## EXERCISE
Across the entries below, count the lines in which the word "name" occurs. Reply with the count alone.

## RECORDS FOR THIS TASK
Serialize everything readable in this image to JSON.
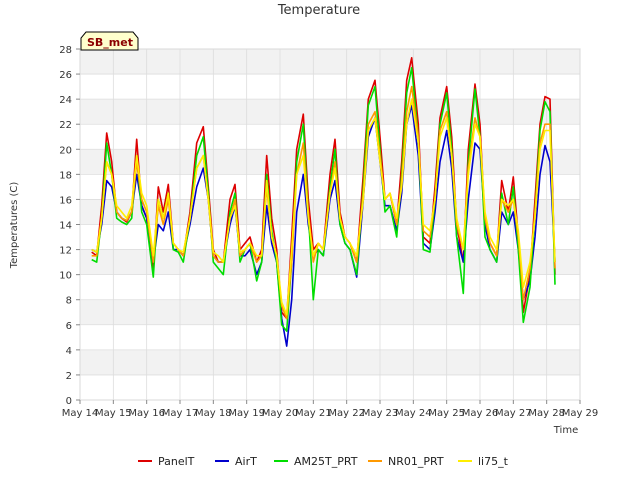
{
  "chart_data": {
    "type": "line",
    "title": "Temperature",
    "xlabel": "Time",
    "ylabel": "Temperatures (C)",
    "site_label": "SB_met",
    "x_ticks": [
      "May 14",
      "May 15",
      "May 16",
      "May 17",
      "May 18",
      "May 19",
      "May 20",
      "May 21",
      "May 22",
      "May 23",
      "May 24",
      "May 25",
      "May 26",
      "May 27",
      "May 28",
      "May 29"
    ],
    "xlim": [
      14,
      29
    ],
    "ylim": [
      0,
      28
    ],
    "y_ticks": [
      "0",
      "2",
      "4",
      "6",
      "8",
      "10",
      "12",
      "14",
      "16",
      "18",
      "20",
      "22",
      "24",
      "26",
      "28"
    ],
    "x": [
      14.35,
      14.5,
      14.65,
      14.8,
      14.95,
      15.1,
      15.25,
      15.4,
      15.55,
      15.7,
      15.85,
      16.0,
      16.2,
      16.35,
      16.5,
      16.65,
      16.8,
      16.95,
      17.1,
      17.3,
      17.5,
      17.7,
      17.85,
      18.0,
      18.15,
      18.3,
      18.5,
      18.65,
      18.8,
      18.95,
      19.1,
      19.3,
      19.45,
      19.6,
      19.75,
      19.9,
      20.05,
      20.2,
      20.35,
      20.5,
      20.7,
      20.85,
      21.0,
      21.15,
      21.3,
      21.5,
      21.65,
      21.8,
      21.95,
      22.1,
      22.3,
      22.5,
      22.65,
      22.85,
      23.0,
      23.15,
      23.3,
      23.5,
      23.65,
      23.8,
      23.95,
      24.15,
      24.3,
      24.5,
      24.65,
      24.8,
      25.0,
      25.15,
      25.3,
      25.5,
      25.65,
      25.85,
      26.0,
      26.15,
      26.3,
      26.5,
      26.65,
      26.85,
      27.0,
      27.15,
      27.3,
      27.5,
      27.65,
      27.8,
      27.95,
      28.1,
      28.25
    ],
    "series": [
      {
        "name": "PanelT",
        "color": "#dd0000",
        "values": [
          11.8,
          11.5,
          15.5,
          21.3,
          19.0,
          15.0,
          14.5,
          14.2,
          15.0,
          20.8,
          15.5,
          14.5,
          10.5,
          17.0,
          15.0,
          17.2,
          12.5,
          12.0,
          11.5,
          15.0,
          20.5,
          21.8,
          17.0,
          12.0,
          11.0,
          11.0,
          16.0,
          17.2,
          12.0,
          12.5,
          13.0,
          11.0,
          12.0,
          19.5,
          14.5,
          12.0,
          7.0,
          6.5,
          13.0,
          20.0,
          22.8,
          16.0,
          12.0,
          12.5,
          12.0,
          18.0,
          20.8,
          15.0,
          13.0,
          12.5,
          11.0,
          18.0,
          24.0,
          25.5,
          21.0,
          16.0,
          16.5,
          14.0,
          19.0,
          25.5,
          27.3,
          22.0,
          13.0,
          12.5,
          17.0,
          22.5,
          25.0,
          21.0,
          14.0,
          11.0,
          20.0,
          25.2,
          22.0,
          14.0,
          12.5,
          11.5,
          17.5,
          15.0,
          17.8,
          13.0,
          7.0,
          10.0,
          16.0,
          22.0,
          24.2,
          24.0,
          10.0
        ]
      },
      {
        "name": "AirT",
        "color": "#0000cc",
        "values": [
          12.0,
          11.8,
          14.0,
          17.5,
          17.0,
          15.0,
          14.5,
          14.3,
          15.0,
          18.0,
          15.5,
          14.5,
          11.0,
          14.0,
          13.5,
          15.0,
          12.0,
          12.0,
          11.5,
          14.0,
          17.0,
          18.5,
          16.0,
          11.5,
          11.0,
          11.0,
          14.0,
          15.5,
          11.5,
          11.5,
          12.0,
          10.0,
          11.0,
          15.5,
          12.5,
          11.0,
          6.5,
          4.3,
          8.0,
          15.0,
          18.0,
          14.0,
          11.5,
          12.0,
          11.5,
          16.0,
          17.5,
          14.0,
          12.5,
          12.0,
          9.8,
          16.0,
          21.0,
          22.5,
          19.0,
          15.5,
          15.5,
          13.5,
          16.5,
          22.0,
          23.5,
          19.5,
          12.5,
          12.0,
          15.0,
          19.0,
          21.5,
          18.5,
          13.0,
          11.0,
          16.0,
          20.5,
          20.0,
          14.0,
          12.0,
          11.0,
          15.0,
          14.0,
          15.0,
          12.0,
          8.0,
          9.5,
          13.0,
          18.0,
          20.3,
          19.0,
          11.0
        ]
      },
      {
        "name": "AM25T_PRT",
        "color": "#00dd00",
        "values": [
          11.2,
          11.0,
          14.5,
          20.5,
          18.0,
          14.5,
          14.2,
          14.0,
          14.5,
          19.5,
          15.0,
          14.0,
          9.8,
          16.0,
          14.5,
          16.5,
          12.0,
          11.8,
          11.0,
          14.5,
          19.5,
          21.0,
          16.5,
          11.0,
          10.5,
          10.0,
          15.0,
          16.5,
          11.0,
          12.0,
          12.5,
          9.5,
          11.0,
          18.0,
          13.5,
          11.0,
          6.0,
          5.5,
          11.0,
          19.0,
          22.0,
          15.0,
          8.0,
          12.0,
          11.5,
          17.0,
          20.0,
          14.0,
          12.5,
          12.0,
          10.0,
          17.0,
          23.5,
          25.0,
          20.0,
          15.0,
          15.5,
          13.0,
          18.0,
          24.5,
          26.5,
          21.0,
          12.0,
          11.8,
          16.0,
          22.0,
          24.5,
          20.0,
          13.0,
          8.5,
          19.0,
          24.8,
          21.0,
          13.0,
          12.0,
          11.0,
          16.5,
          14.0,
          17.0,
          12.0,
          6.2,
          9.0,
          15.0,
          21.5,
          23.8,
          23.0,
          9.2
        ]
      },
      {
        "name": "NR01_PRT",
        "color": "#ff9900",
        "values": [
          11.5,
          11.5,
          14.5,
          19.0,
          18.0,
          15.0,
          14.5,
          14.3,
          15.0,
          19.0,
          16.0,
          15.0,
          11.0,
          15.5,
          14.0,
          16.0,
          12.5,
          12.0,
          11.5,
          14.5,
          18.5,
          19.5,
          16.0,
          11.5,
          11.0,
          11.0,
          14.5,
          16.0,
          11.5,
          12.0,
          12.5,
          11.0,
          11.5,
          17.0,
          13.0,
          11.5,
          7.5,
          6.5,
          11.0,
          18.0,
          20.5,
          15.0,
          11.0,
          12.5,
          12.0,
          16.5,
          19.0,
          14.5,
          13.0,
          12.5,
          11.0,
          16.5,
          22.0,
          23.0,
          19.5,
          16.0,
          16.5,
          14.0,
          17.5,
          23.0,
          25.0,
          21.0,
          13.5,
          13.0,
          16.0,
          21.5,
          23.0,
          19.5,
          14.0,
          12.0,
          18.5,
          22.5,
          21.0,
          14.5,
          12.5,
          11.5,
          16.0,
          15.0,
          16.0,
          13.0,
          8.0,
          10.5,
          15.0,
          20.5,
          22.0,
          22.0,
          10.5
        ]
      },
      {
        "name": "li75_t",
        "color": "#ffee00",
        "values": [
          12.0,
          11.8,
          14.5,
          19.0,
          18.0,
          15.5,
          15.0,
          14.5,
          15.5,
          19.5,
          16.5,
          15.5,
          11.5,
          16.0,
          14.5,
          16.5,
          12.5,
          12.0,
          11.8,
          14.5,
          18.5,
          19.5,
          16.0,
          11.8,
          11.5,
          11.0,
          14.5,
          15.5,
          11.8,
          12.0,
          12.5,
          11.5,
          11.5,
          17.5,
          13.0,
          11.5,
          7.8,
          6.8,
          12.0,
          18.0,
          19.5,
          14.5,
          11.5,
          12.5,
          12.0,
          16.5,
          18.5,
          14.5,
          13.0,
          12.5,
          11.5,
          16.0,
          21.5,
          22.5,
          19.0,
          16.0,
          16.5,
          14.5,
          17.0,
          22.0,
          24.0,
          20.5,
          14.0,
          13.5,
          16.0,
          21.0,
          22.5,
          19.5,
          14.5,
          12.0,
          18.0,
          22.0,
          21.0,
          15.0,
          13.0,
          12.0,
          16.0,
          15.5,
          16.0,
          13.5,
          9.0,
          11.0,
          14.5,
          20.0,
          21.5,
          21.5,
          11.0
        ]
      }
    ],
    "grid": true,
    "legend_position": "bottom"
  }
}
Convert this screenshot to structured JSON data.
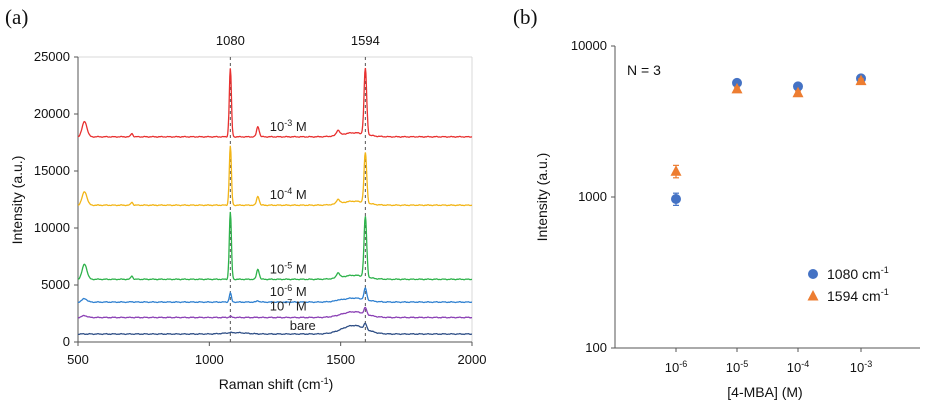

## SOLUTION FOR THIS TASK
5